> **Exercise brief**: Say how many lines contain the string "future". Give no other output.

-- begin Records for this exercise --

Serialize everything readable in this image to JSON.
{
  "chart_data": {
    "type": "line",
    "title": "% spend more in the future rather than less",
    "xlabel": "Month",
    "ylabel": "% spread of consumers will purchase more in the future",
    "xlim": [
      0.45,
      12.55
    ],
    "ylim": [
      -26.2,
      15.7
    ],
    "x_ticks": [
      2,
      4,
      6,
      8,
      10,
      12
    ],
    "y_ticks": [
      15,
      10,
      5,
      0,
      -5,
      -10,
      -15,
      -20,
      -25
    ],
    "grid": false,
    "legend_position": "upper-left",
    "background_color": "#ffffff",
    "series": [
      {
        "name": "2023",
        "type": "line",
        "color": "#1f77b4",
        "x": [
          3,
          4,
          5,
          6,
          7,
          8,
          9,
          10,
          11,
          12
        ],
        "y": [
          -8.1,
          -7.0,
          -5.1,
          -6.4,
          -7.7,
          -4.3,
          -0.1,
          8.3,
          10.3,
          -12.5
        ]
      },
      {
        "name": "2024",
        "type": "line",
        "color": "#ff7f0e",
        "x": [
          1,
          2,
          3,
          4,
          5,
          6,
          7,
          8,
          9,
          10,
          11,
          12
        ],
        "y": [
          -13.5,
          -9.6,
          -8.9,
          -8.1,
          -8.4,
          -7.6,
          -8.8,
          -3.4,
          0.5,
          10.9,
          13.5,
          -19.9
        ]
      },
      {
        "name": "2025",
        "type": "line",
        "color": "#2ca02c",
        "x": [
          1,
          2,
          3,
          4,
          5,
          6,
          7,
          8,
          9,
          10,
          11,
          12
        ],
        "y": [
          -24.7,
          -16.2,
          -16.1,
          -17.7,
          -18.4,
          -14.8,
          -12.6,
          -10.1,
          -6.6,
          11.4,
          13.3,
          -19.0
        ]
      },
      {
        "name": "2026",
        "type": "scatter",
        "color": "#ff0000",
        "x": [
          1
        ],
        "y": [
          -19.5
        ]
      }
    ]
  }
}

-- end Records for this exercise --
-- begin Records for this exercise --

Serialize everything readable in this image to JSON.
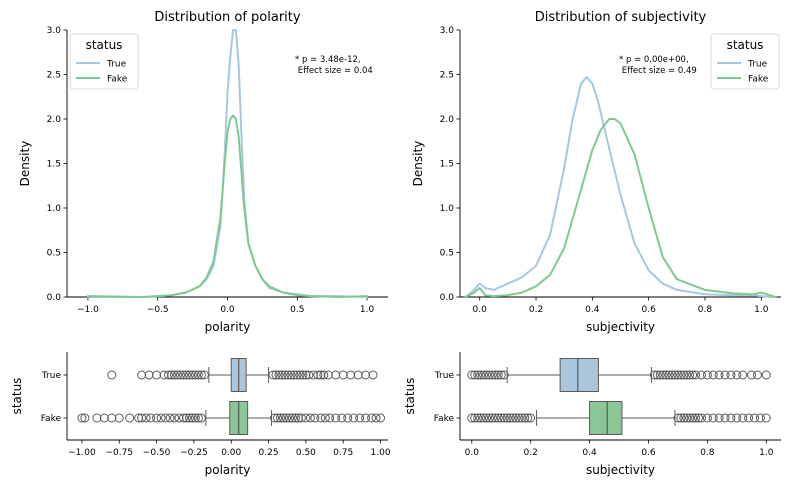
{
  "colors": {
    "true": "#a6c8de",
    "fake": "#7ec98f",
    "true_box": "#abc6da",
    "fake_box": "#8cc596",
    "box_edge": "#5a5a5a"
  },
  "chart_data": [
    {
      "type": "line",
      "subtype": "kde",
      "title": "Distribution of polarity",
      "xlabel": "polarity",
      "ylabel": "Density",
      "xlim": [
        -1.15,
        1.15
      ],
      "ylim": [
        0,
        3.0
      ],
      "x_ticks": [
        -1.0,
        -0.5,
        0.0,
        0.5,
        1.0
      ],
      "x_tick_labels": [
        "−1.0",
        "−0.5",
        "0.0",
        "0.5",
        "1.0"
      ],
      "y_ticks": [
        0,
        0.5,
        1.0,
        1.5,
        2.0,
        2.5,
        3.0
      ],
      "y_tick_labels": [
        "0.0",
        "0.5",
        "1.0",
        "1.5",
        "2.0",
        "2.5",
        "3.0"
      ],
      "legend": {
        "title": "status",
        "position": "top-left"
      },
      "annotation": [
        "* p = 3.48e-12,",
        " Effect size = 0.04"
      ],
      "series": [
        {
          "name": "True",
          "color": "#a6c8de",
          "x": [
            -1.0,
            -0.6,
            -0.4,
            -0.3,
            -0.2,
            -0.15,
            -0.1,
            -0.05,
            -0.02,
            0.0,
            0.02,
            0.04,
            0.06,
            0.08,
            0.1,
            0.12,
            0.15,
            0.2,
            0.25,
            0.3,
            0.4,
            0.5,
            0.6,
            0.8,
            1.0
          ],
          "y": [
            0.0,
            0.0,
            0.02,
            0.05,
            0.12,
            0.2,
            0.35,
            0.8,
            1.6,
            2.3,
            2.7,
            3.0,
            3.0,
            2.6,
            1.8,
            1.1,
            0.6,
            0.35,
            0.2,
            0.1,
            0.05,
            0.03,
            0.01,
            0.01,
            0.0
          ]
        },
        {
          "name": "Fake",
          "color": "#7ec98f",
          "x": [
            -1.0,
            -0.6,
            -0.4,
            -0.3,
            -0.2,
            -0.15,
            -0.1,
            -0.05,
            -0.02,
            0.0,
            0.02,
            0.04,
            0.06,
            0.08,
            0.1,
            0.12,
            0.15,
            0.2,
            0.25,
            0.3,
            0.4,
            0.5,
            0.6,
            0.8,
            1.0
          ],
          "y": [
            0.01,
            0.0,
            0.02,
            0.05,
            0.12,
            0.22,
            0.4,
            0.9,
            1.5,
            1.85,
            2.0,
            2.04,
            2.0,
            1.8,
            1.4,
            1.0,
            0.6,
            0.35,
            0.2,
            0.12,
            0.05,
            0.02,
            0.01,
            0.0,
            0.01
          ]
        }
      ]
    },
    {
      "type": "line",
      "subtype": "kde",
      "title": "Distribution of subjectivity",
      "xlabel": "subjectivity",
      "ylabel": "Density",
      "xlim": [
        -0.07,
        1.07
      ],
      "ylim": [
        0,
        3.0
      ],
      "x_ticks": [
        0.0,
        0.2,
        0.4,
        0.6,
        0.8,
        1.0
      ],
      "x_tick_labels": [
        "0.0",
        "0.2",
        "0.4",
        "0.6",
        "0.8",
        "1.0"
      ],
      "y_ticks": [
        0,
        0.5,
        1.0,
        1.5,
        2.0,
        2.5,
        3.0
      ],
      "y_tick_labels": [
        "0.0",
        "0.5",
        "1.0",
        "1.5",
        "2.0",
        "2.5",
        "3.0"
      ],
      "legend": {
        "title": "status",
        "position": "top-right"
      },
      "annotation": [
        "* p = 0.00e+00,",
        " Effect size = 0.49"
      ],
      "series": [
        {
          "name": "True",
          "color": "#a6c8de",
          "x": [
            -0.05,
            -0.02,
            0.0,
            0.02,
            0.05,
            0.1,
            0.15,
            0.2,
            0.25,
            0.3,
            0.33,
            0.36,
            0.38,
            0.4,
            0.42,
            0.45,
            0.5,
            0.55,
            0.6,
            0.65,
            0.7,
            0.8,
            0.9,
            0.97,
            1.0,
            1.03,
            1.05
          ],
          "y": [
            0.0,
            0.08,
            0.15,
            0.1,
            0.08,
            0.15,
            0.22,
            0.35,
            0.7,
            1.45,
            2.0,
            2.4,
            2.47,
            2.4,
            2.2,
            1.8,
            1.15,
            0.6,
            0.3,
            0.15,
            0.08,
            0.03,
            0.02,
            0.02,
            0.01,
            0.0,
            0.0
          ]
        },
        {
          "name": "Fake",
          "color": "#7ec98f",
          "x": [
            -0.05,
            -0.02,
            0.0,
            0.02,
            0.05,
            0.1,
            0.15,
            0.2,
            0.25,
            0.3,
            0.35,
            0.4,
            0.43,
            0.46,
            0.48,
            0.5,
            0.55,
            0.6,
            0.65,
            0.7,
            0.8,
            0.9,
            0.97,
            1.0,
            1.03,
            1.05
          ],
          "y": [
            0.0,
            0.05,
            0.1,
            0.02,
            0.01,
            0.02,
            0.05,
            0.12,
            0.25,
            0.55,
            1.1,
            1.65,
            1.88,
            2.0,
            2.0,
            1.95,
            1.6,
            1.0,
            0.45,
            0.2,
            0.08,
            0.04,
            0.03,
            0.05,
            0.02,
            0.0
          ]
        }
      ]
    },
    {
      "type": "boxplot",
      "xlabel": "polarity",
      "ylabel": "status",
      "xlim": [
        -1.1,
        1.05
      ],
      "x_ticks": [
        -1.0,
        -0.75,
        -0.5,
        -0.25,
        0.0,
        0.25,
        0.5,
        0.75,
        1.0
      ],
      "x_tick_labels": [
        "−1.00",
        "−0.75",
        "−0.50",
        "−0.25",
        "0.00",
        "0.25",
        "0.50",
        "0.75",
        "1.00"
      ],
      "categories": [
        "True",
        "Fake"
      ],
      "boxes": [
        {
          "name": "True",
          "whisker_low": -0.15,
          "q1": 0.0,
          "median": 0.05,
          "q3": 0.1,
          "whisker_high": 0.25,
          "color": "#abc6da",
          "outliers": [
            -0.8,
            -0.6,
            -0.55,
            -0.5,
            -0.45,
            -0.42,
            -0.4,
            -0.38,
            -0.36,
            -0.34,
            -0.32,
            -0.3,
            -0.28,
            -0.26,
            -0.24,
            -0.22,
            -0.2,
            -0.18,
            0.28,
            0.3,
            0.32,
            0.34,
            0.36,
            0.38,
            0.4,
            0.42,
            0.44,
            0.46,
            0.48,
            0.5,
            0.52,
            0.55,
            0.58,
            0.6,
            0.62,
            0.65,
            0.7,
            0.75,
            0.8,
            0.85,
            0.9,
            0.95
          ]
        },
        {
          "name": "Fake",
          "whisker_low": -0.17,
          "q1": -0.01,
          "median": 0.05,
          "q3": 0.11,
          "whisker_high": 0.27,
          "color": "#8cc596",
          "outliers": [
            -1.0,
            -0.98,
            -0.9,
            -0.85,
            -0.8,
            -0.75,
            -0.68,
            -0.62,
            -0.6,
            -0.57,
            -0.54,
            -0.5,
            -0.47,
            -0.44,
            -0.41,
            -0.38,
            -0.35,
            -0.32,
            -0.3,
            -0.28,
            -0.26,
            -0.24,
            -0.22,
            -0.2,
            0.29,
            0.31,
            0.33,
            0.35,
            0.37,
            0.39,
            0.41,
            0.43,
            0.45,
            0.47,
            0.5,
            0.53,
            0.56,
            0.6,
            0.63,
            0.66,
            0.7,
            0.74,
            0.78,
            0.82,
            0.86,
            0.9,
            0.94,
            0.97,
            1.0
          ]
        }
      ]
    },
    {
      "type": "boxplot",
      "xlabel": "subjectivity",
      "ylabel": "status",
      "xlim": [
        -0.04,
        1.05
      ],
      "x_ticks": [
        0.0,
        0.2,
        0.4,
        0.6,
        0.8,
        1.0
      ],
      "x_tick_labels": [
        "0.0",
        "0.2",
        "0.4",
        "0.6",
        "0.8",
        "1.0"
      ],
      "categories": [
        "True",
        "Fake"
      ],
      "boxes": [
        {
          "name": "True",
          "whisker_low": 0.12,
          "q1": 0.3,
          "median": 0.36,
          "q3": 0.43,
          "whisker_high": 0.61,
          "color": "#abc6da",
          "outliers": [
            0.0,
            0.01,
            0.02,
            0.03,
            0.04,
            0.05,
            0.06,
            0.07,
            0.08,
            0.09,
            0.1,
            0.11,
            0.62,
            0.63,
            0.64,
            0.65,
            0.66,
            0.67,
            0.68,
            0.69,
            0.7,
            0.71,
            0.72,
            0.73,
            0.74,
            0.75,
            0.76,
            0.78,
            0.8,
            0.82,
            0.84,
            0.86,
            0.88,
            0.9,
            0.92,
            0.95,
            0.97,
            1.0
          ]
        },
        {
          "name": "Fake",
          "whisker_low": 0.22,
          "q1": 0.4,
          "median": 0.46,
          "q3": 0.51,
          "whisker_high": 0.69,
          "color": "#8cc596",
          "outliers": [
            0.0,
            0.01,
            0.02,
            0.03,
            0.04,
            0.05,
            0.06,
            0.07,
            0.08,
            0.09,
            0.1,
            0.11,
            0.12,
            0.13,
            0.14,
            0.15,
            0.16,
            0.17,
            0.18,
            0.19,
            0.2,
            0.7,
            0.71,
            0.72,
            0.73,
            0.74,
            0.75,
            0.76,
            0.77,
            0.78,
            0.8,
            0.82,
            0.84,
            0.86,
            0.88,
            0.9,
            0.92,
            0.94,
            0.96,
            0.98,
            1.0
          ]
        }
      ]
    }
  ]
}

-- end Records for this exercise --
-- begin Records for this exercise --

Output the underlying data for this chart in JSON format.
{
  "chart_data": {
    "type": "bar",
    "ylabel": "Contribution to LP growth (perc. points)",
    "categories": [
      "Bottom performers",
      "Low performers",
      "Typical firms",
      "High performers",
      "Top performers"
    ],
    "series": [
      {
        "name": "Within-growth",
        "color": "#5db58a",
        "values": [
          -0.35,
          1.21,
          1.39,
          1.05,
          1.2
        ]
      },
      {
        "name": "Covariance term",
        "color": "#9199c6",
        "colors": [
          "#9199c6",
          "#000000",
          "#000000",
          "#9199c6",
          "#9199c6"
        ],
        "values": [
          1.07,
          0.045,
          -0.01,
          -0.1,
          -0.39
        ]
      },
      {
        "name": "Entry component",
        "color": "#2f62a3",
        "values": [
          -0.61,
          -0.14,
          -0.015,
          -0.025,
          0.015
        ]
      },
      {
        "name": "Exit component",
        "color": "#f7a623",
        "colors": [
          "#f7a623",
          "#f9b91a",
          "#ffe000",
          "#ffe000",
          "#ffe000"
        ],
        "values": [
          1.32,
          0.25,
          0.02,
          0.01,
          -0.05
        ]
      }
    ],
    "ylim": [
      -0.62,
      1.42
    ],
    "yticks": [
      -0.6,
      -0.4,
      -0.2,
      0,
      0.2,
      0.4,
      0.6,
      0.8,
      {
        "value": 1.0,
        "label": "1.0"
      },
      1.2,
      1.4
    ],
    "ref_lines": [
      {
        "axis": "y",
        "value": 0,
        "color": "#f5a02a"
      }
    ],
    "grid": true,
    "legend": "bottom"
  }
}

-- end Records for this exercise --

> **Solution to this task**: 2